**Excerpted text**
= = =

BACKGROUND OF THE INVENTION
Discussion of the Prior Art
[0002] Recording systems have been used on board aircraft for many
years. In the military, many aircraft such as, by way of example,
the U.S. Navy F-14 Tomcat, have included recorders that permit the
pilot to selectively record video images by activating the
recorder. These systems also permit the images to be played back
for viewing in a cockpit monitor by the pilot while in flight or
selectively, permit transmission of the images to a ship or ground
station. The images are typically input from a video sensing device
located in the aircraft and also controlled by the pilot.
[0003] Over the last several years a need has developed for better
image recording, capture, playback and transmission techniques on
board these aircraft. The current systems, such as, by way of
example, the TEAC V1000 Video Tape Recorders (VTRs), only permit
twenty minute or less recording capability and must be scrolled in
order to find specific images in the recording. Further, if a
specific image is to be displayed as a still frame on the cockpit
monitor, the recorder is stopped and live images cannot be recorded
by the video during this interruption.
[0004] It is also desirable that the recording system be expanded
to include cockpit audio, telemetry signals, GPS (Global
Positioning System) signals and other data signals available for
monitoring the performance of the aircraft and for increasing the
amount of information associated with the video signals.
SUMMARY OF THE INVENTION
[0005] The multifunction remote control system of the subject
invention is specifically directed to an enhanced video recording,
transmission and playback system for aircraft. The system is
capable of not only recording, transmitting and playing back video
images but is also adapted for recording, transmitting and playing
back audio, telemetry, GPS and other data signal in synchronization
with the video signal. One important unique feature of the
invention is the incorporation of a single, multifunction remote
control unit for controlling all the recording, capture,
transmission and playback functions at the fingertips of the
pilot.

= = =

**Stated problem 1**
From the records, reproduce the lines starting at the one containing "Patent image size: (740, 669)." and ending at the one containing "The longitudinally heat", both included.
The records have nothing to do with the text on aircraft recording systems.

[Dataset entries]

= = =

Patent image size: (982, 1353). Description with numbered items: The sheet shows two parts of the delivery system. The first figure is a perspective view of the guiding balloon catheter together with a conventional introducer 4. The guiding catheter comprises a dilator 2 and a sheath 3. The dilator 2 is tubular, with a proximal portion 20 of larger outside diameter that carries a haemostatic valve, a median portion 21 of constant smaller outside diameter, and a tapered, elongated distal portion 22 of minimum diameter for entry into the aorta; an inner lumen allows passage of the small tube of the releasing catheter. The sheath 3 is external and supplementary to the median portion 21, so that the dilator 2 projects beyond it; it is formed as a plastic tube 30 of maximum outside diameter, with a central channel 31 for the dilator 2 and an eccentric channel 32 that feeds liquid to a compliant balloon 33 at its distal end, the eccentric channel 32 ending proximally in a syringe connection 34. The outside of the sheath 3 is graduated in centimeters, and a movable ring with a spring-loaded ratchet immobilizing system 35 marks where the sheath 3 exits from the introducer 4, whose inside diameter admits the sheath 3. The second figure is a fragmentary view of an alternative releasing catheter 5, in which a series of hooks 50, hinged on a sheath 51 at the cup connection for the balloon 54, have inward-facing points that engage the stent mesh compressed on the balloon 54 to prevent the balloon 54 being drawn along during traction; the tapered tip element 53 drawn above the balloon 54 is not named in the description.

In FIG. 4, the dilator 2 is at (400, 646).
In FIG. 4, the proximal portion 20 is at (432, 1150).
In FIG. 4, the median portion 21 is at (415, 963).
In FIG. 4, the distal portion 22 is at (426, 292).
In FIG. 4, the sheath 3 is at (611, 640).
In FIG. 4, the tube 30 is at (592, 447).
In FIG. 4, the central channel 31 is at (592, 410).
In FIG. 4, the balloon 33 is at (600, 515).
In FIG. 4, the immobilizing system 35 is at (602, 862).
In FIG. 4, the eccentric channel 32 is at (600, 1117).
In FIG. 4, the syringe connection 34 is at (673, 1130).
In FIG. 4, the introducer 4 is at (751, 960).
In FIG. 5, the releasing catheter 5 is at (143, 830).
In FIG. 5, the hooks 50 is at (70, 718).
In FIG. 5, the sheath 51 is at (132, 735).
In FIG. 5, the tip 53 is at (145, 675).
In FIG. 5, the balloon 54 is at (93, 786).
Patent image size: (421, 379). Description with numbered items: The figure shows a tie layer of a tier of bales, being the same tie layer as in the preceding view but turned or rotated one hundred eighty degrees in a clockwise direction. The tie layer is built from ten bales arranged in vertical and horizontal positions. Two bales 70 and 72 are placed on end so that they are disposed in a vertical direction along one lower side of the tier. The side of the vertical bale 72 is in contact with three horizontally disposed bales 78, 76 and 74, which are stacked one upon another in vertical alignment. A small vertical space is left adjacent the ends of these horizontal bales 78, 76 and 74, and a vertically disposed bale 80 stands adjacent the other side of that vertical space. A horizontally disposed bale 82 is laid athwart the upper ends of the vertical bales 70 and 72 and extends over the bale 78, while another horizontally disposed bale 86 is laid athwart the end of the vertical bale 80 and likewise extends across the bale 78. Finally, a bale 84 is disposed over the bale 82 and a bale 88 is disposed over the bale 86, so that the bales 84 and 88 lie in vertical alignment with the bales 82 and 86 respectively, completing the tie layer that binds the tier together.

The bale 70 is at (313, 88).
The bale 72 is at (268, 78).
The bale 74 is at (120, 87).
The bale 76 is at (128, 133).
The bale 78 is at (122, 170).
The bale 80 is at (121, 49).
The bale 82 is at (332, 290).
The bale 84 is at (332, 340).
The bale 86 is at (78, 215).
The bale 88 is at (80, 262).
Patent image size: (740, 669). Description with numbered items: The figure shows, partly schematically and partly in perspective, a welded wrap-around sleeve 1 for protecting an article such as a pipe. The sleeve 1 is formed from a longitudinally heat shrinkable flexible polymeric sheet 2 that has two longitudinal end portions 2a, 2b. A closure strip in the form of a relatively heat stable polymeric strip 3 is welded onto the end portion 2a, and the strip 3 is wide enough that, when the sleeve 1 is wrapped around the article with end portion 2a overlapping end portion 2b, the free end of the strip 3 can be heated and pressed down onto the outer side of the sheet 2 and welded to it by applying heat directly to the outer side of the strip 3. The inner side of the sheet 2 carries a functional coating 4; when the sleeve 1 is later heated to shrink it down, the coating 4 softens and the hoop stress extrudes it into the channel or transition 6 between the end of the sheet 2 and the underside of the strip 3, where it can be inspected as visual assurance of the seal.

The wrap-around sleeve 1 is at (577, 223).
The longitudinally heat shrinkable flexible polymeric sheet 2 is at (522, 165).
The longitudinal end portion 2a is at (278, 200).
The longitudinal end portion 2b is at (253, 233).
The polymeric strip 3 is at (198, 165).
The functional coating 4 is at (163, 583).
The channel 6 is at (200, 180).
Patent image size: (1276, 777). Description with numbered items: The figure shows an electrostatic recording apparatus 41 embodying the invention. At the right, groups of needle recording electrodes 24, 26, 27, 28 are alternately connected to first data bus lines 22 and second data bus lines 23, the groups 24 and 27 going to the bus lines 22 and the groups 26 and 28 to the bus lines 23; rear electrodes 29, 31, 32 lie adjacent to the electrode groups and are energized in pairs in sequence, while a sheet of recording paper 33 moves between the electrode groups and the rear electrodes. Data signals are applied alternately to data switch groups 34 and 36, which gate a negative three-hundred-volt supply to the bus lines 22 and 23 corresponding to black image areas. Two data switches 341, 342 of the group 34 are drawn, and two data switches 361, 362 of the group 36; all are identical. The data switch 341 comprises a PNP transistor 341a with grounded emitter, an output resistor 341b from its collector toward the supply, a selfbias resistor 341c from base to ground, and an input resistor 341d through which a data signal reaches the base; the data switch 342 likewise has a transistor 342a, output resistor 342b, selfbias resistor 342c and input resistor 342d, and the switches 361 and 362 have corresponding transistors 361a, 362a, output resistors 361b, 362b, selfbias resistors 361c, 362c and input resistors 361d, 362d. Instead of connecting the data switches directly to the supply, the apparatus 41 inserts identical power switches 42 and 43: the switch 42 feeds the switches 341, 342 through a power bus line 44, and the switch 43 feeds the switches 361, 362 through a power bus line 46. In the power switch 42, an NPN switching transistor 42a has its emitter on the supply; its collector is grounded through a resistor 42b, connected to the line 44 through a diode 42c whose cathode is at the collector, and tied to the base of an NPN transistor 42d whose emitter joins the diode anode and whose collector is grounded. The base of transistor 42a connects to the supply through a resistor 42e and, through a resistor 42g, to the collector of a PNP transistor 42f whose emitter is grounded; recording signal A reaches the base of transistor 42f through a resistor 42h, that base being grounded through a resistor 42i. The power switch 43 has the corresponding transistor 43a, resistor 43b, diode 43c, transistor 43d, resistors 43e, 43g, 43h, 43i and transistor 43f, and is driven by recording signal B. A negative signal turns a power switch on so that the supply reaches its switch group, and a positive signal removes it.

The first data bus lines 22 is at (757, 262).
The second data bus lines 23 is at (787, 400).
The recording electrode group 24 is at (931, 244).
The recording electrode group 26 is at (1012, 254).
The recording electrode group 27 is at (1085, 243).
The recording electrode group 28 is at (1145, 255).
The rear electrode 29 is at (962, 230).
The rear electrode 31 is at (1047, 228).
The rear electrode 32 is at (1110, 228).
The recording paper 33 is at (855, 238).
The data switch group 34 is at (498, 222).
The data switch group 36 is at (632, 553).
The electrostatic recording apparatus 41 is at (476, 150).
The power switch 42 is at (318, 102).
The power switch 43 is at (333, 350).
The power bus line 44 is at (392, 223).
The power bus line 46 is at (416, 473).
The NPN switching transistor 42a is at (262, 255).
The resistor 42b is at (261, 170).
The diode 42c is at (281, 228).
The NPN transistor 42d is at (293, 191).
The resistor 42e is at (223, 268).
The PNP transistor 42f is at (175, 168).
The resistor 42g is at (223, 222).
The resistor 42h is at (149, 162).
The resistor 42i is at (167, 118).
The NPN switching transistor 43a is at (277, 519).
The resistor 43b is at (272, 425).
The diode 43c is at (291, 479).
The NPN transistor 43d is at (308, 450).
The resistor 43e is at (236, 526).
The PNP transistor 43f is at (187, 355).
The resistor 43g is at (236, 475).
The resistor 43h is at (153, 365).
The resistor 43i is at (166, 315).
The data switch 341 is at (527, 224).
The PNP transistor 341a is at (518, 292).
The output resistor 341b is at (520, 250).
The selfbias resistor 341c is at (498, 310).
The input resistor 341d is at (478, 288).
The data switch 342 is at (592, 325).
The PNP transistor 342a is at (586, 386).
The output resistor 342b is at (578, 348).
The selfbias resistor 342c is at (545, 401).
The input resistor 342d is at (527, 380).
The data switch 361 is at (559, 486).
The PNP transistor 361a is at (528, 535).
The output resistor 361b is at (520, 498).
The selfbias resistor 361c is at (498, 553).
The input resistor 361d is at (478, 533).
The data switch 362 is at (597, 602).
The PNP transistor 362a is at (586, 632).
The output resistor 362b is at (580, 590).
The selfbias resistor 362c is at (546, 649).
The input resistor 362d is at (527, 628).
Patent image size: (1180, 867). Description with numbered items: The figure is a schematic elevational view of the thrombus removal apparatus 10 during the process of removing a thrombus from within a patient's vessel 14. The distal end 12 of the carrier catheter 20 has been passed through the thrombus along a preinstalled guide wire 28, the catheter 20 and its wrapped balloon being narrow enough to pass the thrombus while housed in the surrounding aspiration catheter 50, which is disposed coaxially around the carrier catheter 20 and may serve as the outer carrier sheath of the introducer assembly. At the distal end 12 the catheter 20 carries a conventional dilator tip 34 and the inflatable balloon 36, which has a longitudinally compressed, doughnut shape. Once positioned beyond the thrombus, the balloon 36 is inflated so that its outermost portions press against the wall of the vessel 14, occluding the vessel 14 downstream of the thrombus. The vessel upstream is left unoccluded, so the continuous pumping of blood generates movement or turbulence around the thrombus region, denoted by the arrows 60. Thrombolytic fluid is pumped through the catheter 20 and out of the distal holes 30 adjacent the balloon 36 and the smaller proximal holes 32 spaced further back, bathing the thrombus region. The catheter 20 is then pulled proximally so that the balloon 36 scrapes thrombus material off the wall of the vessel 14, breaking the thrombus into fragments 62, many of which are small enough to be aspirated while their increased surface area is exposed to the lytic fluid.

= = =

**Stated problem 2**
In the text on aircraft recording systems, how much recording time do the TEAC V1000 Video Tape Recorders permit?

**Full response 1**
Patent image size: (740, 669). Description with numbered items: The figure shows, partly schematically and partly in perspective, a welded wrap-around sleeve 1 for protecting an article such as a pipe. The sleeve 1 is formed from a longitudinally heat shrinkable flexible polymeric sheet 2 that has two longitudinal end portions 2a, 2b. A closure strip in the form of a relatively heat stable polymeric strip 3 is welded onto the end portion 2a, and the strip 3 is wide enough that, when the sleeve 1 is wrapped around the article with end portion 2a overlapping end portion 2b, the free end of the strip 3 can be heated and pressed down onto the outer side of the sheet 2 and welded to it by applying heat directly to the outer side of the strip 3. The inner side of the sheet 2 carries a functional coating 4; when the sleeve 1 is later heated to shrink it down, the coating 4 softens and the hoop stress extrudes it into the channel or transition 6 between the end of the sheet 2 and the underside of the strip 3, where it can be inspected as visual assurance of the seal.

The wrap-around sleeve 1 is at (577, 223).
The longitudinally heat shrinkable flexible polymeric sheet 2 is at (522, 165).

**Full response 2**
Twenty minutes or less.